**STATED GOAL:**
Can you list every line of the records below as a numbered list, skipping any blank lines?

******************************

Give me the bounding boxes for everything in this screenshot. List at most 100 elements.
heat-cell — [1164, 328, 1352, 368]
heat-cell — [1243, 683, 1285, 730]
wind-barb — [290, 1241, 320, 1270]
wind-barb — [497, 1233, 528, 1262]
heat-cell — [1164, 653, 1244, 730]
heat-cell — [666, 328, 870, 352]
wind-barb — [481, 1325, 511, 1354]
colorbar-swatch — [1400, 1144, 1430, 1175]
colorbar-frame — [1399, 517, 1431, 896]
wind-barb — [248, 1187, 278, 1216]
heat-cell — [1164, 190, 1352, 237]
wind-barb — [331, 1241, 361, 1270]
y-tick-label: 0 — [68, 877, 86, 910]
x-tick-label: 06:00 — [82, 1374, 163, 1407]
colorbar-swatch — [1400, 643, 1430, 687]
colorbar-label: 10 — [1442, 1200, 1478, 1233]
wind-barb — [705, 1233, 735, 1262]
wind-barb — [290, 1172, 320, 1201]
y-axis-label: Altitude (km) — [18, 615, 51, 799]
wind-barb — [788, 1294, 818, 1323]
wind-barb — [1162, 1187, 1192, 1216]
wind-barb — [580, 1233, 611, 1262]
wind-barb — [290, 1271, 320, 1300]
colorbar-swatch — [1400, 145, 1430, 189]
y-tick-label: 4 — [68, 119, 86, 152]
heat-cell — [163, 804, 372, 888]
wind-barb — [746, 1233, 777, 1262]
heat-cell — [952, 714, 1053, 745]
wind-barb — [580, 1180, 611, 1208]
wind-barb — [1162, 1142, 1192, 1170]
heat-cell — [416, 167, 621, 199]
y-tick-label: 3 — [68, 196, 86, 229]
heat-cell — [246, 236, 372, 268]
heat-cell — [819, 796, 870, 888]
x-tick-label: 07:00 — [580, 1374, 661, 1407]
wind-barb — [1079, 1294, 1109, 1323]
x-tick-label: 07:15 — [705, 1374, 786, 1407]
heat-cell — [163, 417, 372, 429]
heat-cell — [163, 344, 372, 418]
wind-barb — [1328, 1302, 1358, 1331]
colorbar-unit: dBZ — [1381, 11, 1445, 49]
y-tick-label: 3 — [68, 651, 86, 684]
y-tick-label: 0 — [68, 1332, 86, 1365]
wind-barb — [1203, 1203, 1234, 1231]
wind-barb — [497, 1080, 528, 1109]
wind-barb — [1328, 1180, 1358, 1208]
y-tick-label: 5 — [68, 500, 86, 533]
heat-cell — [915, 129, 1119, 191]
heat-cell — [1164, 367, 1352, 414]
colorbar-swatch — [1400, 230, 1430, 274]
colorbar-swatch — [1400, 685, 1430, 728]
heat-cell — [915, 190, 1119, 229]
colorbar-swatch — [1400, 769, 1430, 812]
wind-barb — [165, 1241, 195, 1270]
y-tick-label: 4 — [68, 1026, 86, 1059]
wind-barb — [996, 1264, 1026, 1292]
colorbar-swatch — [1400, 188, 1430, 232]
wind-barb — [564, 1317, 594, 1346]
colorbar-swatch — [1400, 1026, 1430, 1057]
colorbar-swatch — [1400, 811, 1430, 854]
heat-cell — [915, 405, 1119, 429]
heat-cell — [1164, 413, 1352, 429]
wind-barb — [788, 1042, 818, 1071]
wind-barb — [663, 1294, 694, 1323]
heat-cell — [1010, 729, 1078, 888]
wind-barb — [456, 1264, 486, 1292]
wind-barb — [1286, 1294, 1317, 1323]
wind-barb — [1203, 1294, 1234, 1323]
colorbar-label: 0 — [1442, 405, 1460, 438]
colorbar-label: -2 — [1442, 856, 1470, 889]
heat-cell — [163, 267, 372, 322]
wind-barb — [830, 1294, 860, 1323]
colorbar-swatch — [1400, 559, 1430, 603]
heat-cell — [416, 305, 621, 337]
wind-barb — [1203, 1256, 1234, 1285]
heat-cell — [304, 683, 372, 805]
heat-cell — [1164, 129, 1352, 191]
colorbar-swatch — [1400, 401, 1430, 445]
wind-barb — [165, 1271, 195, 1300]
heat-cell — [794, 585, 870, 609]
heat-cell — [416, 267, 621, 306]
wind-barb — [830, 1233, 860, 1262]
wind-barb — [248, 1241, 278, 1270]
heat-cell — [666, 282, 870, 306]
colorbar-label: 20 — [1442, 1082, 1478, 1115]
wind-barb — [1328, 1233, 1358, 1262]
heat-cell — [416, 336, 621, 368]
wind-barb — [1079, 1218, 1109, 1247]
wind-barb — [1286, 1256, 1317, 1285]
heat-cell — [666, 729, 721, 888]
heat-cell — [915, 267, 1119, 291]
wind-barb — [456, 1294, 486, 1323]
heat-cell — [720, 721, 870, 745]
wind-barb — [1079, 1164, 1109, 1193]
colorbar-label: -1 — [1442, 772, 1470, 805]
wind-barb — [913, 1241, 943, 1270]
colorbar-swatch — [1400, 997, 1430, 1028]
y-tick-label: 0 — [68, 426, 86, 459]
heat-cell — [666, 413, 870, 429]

******************************

**TASK ANSWER:**
1. Give me the bounding boxes for everything in this screenshot. List at most 100 elements.
2. heat-cell — [1164, 328, 1352, 368]
3. heat-cell — [1243, 683, 1285, 730]
4. wind-barb — [290, 1241, 320, 1270]
5. wind-barb — [497, 1233, 528, 1262]
6. heat-cell — [1164, 653, 1244, 730]
7. heat-cell — [666, 328, 870, 352]
8. wind-barb — [481, 1325, 511, 1354]
9. colorbar-swatch — [1400, 1144, 1430, 1175]
10. colorbar-frame — [1399, 517, 1431, 896]
11. wind-barb — [248, 1187, 278, 1216]
12. heat-cell — [1164, 190, 1352, 237]
13. wind-barb — [331, 1241, 361, 1270]
14. y-tick-label: 0 — [68, 877, 86, 910]
15. x-tick-label: 06:00 — [82, 1374, 163, 1407]
16. colorbar-swatch — [1400, 643, 1430, 687]
17. colorbar-label: 10 — [1442, 1200, 1478, 1233]
18. wind-barb — [705, 1233, 735, 1262]
19. wind-barb — [290, 1172, 320, 1201]
20. y-axis-label: Altitude (km) — [18, 615, 51, 799]
21. wind-barb — [788, 1294, 818, 1323]
22. wind-barb — [1162, 1187, 1192, 1216]
23. wind-barb — [580, 1233, 611, 1262]
24. wind-barb — [290, 1271, 320, 1300]
25. colorbar-swatch — [1400, 145, 1430, 189]
26. y-tick-label: 4 — [68, 119, 86, 152]
27. heat-cell — [163, 804, 372, 888]
28. wind-barb — [746, 1233, 777, 1262]
29. heat-cell — [952, 714, 1053, 745]
30. wind-barb — [580, 1180, 611, 1208]
31. wind-barb — [1162, 1142, 1192, 1170]
32. heat-cell — [416, 167, 621, 199]
33. y-tick-label: 3 — [68, 196, 86, 229]
34. heat-cell — [246, 236, 372, 268]
35. heat-cell — [819, 796, 870, 888]
36. x-tick-label: 07:00 — [580, 1374, 661, 1407]
37. wind-barb — [1079, 1294, 1109, 1323]
38. x-tick-label: 07:15 — [705, 1374, 786, 1407]
39. heat-cell — [163, 417, 372, 429]
40. heat-cell — [163, 344, 372, 418]
41. wind-barb — [1328, 1302, 1358, 1331]
42. colorbar-unit: dBZ — [1381, 11, 1445, 49]
43. y-tick-label: 3 — [68, 651, 86, 684]
44. y-tick-label: 0 — [68, 1332, 86, 1365]
45. wind-barb — [1203, 1203, 1234, 1231]
46. wind-barb — [497, 1080, 528, 1109]
47. wind-barb — [1328, 1180, 1358, 1208]
48. y-tick-label: 5 — [68, 500, 86, 533]
49. heat-cell — [915, 129, 1119, 191]
50. heat-cell — [1164, 367, 1352, 414]
51. colorbar-swatch — [1400, 230, 1430, 274]
52. colorbar-swatch — [1400, 685, 1430, 728]
53. heat-cell — [915, 190, 1119, 229]
54. colorbar-swatch — [1400, 769, 1430, 812]
55. wind-barb — [165, 1241, 195, 1270]
56. y-tick-label: 4 — [68, 1026, 86, 1059]
57. wind-barb — [996, 1264, 1026, 1292]
58. colorbar-swatch — [1400, 188, 1430, 232]
59. wind-barb — [564, 1317, 594, 1346]
60. colorbar-swatch — [1400, 1026, 1430, 1057]
61. colorbar-swatch — [1400, 811, 1430, 854]
62. heat-cell — [915, 405, 1119, 429]
63. heat-cell — [1164, 413, 1352, 429]
64. wind-barb — [788, 1042, 818, 1071]
65. wind-barb — [663, 1294, 694, 1323]
66. heat-cell — [1010, 729, 1078, 888]
67. wind-barb — [456, 1264, 486, 1292]
68. wind-barb — [1286, 1294, 1317, 1323]
69. wind-barb — [1203, 1294, 1234, 1323]
70. colorbar-label: 0 — [1442, 405, 1460, 438]
71. colorbar-label: -2 — [1442, 856, 1470, 889]
72. heat-cell — [163, 267, 372, 322]
73. wind-barb — [830, 1294, 860, 1323]
74. colorbar-swatch — [1400, 559, 1430, 603]
75. heat-cell — [416, 305, 621, 337]
76. wind-barb — [1203, 1256, 1234, 1285]
77. heat-cell — [304, 683, 372, 805]
78. heat-cell — [1164, 129, 1352, 191]
79. colorbar-swatch — [1400, 401, 1430, 445]
80. wind-barb — [165, 1271, 195, 1300]
81. heat-cell — [794, 585, 870, 609]
82. heat-cell — [416, 267, 621, 306]
83. wind-barb — [830, 1233, 860, 1262]
84. wind-barb — [248, 1241, 278, 1270]
85. heat-cell — [666, 282, 870, 306]
86. colorbar-label: 20 — [1442, 1082, 1478, 1115]
87. wind-barb — [1328, 1233, 1358, 1262]
88. heat-cell — [416, 336, 621, 368]
89. wind-barb — [1079, 1218, 1109, 1247]
90. wind-barb — [1286, 1256, 1317, 1285]
91. heat-cell — [666, 729, 721, 888]
92. heat-cell — [915, 267, 1119, 291]
93. wind-barb — [456, 1294, 486, 1323]
94. heat-cell — [720, 721, 870, 745]
95. wind-barb — [1079, 1164, 1109, 1193]
96. colorbar-label: -1 — [1442, 772, 1470, 805]
97. wind-barb — [913, 1241, 943, 1270]
98. colorbar-swatch — [1400, 997, 1430, 1028]
99. y-tick-label: 0 — [68, 426, 86, 459]
100. heat-cell — [666, 413, 870, 429]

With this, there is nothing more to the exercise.